__TO DO__.
1 > According to the speech, about how much do governments around the world spend on aid each year?
2 > In the listing, reproduce the stretch from the line containing "svg-text:0.04: 0.04 <box>681" through the line containing "text 其余 (rest", swapping "top" for "upper" and leaving everything else untouched. Return only those lines.

First, may I just say that we are determined to respect the outcome of the referendum? Indeed, colleagues across the House, including some who now argue against it, at the time said this was a once-in-a-generation vote. Well, let’s get together; let’s respect the outcome of the referendum. And I have to say to the hon. Lady that I wish she was a bit more positive about our future as a country. I have outlined the fact that we lead the world in very many institutions; that will absolutely continue, and I hope that she will find that she is able to be a little bit more positive about our future.

The hon. Lady may recall that in the aftermath of the vote to leave many people said that the economy would turn down and we would lose jobs. That is not what has happened: the economy has stayed strong; employment is at record levels.

In DFID, our ultimate goal in tackling poverty is to support countries to help themselves and meet the sustainable development goals, to become economically self-sustaining and our trading partners of the future. I want developing countries to trade their way out of needing aid.

Of course the shadow Chancellor sees business as the enemy; that is his stated position. We do not; we see it as an enabler. The private sector has had the biggest impact in tackling poverty in the developing world in the last 100 years, and this Government, as my hon. Friend John Howell said, are relentlessly pursuing free trade agreements; these will benefit businesses and consumers in Britain and in the developing world.

Governments around the world collectively spend around $140 billion every year on aid. However, the United Nations estimates that an additional $2.5 trillion is required annually in developing countries to meet the sustainable development goals. That investment gap needs to be met largely by the private sector. That is why I have established an International Development Infrastructure Commission to advise on how we can mobilise additional private sector funds.

But global Britain is about more than Brexit or free trade; it is also about the role we have to play in tackling some of the biggest issues facing our world.

__TASK INPUTS__.
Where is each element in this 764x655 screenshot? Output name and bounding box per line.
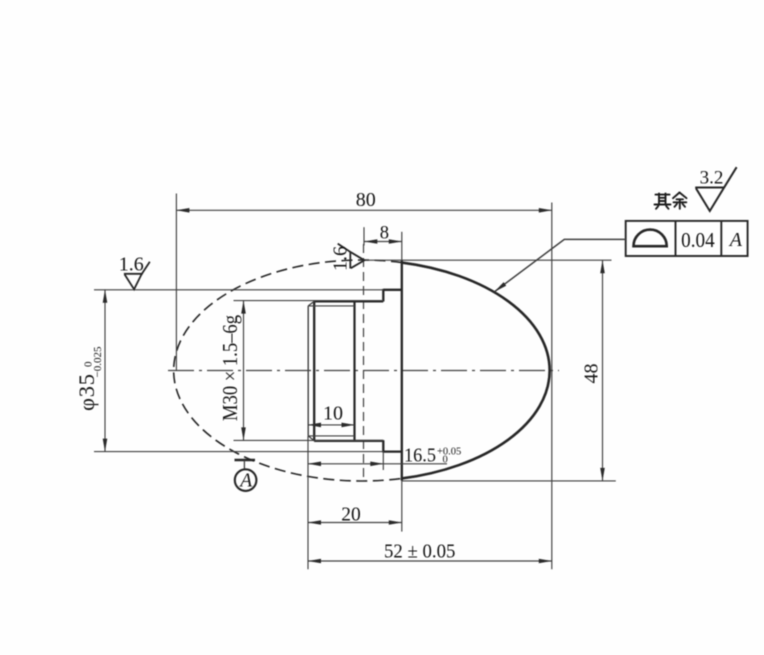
svg-text:0.04: 0.04 <box>681 228 715 252</box>
chamfer diagonal top <box>308 301 315 306</box>
thread major diameter top edge <box>314 300 383 302</box>
stud end face <box>307 306 309 436</box>
text 其余 (rest of surfaces) <box>655 193 687 209</box>
dome (solid half-ellipse outline) <box>402 263 550 479</box>
extension line dome bottom (48 dim) <box>402 480 616 482</box>
collar bottom edge <box>383 450 402 452</box>
thread minor diameter top line <box>308 305 354 307</box>
dimension 20 line <box>308 522 402 524</box>
leader line from tolerance frame to dome surface <box>495 239 626 291</box>
extension line dome base upper (8 dim) <box>401 232 403 261</box>
dimension M30 line <box>243 301 245 441</box>
extension line thread top (M30) <box>234 300 384 302</box>
svg-text:8: 8 <box>380 223 389 243</box>
dimension 16.5 line <box>308 463 447 465</box>
surface finish symbol 3.2 (top right, for all other surfaces) <box>695 167 736 211</box>
dimension 80 line <box>176 209 551 211</box>
extension line left apex (80 dim) <box>175 194 177 372</box>
extension line dome base down (20 dim) <box>401 481 403 532</box>
extension line ellipse top (48 dim) <box>366 259 612 261</box>
surface finish symbol 1.6 left <box>124 262 150 290</box>
svg-text:A: A <box>728 229 743 251</box>
profile tolerance frame <box>626 221 748 256</box>
chamfer line <box>313 301 315 441</box>
thread minor diameter bottom line <box>308 435 354 437</box>
collar left face lower <box>382 440 384 452</box>
extension line dome apex (80 and 52 dims) <box>551 203 553 570</box>
thread end line <box>353 301 355 441</box>
svg-text:−0.025: −0.025 <box>92 346 104 377</box>
svg-text:80: 80 <box>356 189 376 211</box>
svg-text:3.2: 3.2 <box>700 168 724 189</box>
thread major diameter bottom edge <box>314 440 383 442</box>
svg-text:1.6: 1.6 <box>330 246 352 271</box>
dimension phi35 text <box>74 346 104 411</box>
svg-text:M30 × 1.5–6g: M30 × 1.5–6g <box>218 315 242 421</box>
dimension 48 line <box>602 260 604 481</box>
svg-text:A: A <box>238 470 252 491</box>
svg-text:16.5: 16.5 <box>404 444 436 466</box>
dome base vertical line <box>401 260 403 480</box>
dimension 48 text <box>581 364 603 384</box>
svg-text:1.6: 1.6 <box>119 253 144 275</box>
extension line stud end face down (10,16.5,20,52 dims) <box>307 436 309 569</box>
extension line collar bottom (phi35) <box>94 451 383 453</box>
svg-text:φ35: φ35 <box>74 374 99 411</box>
horizontal centerline <box>168 370 559 372</box>
svg-text:0: 0 <box>443 454 448 465</box>
datum A symbol <box>235 459 256 462</box>
dimension M30 text <box>218 315 242 421</box>
vertical dashed center line of ellipse <box>363 244 365 481</box>
profile of surface symbol <box>634 230 667 247</box>
dimension 10 line <box>308 424 355 426</box>
dimension phi35 line <box>104 290 106 452</box>
dimension 52 line <box>308 560 552 562</box>
collar left face upper <box>382 289 384 302</box>
extension line ellipse mid (8 dim) <box>363 227 365 245</box>
svg-text:10: 10 <box>323 403 343 425</box>
extension line collar top (phi35) <box>94 289 383 291</box>
chamfer diagonal bottom <box>308 436 315 441</box>
dimension 8 line <box>364 241 402 243</box>
extension line collar left face down (16.5 dim) <box>382 452 384 470</box>
svg-text:+0.05: +0.05 <box>437 446 461 457</box>
svg-text:48: 48 <box>581 364 603 384</box>
surface finish symbol 1.6 rotated (ellipse top) <box>338 244 365 269</box>
collar top edge <box>383 289 402 291</box>
dashed ellipse (phantom full ellipse of dome) <box>174 260 402 481</box>
svg-text:52 ± 0.05: 52 ± 0.05 <box>384 540 456 562</box>
svg-text:20: 20 <box>341 505 361 526</box>
extension line thread bottom (M30) <box>234 439 384 441</box>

__RESPONSES TO THE TASKS__.
1 > Around $140 billion every year.

2 >
svg-text:0.04: 0.04 <box>681 228 715 252</box>
chamfer diagonal upper <box>308 301 315 306</box>
thread major diameter upper edge <box>314 300 383 302</box>
stud end face <box>307 306 309 436</box>
text 其余 (rest of surfaces) <box>655 193 687 209</box>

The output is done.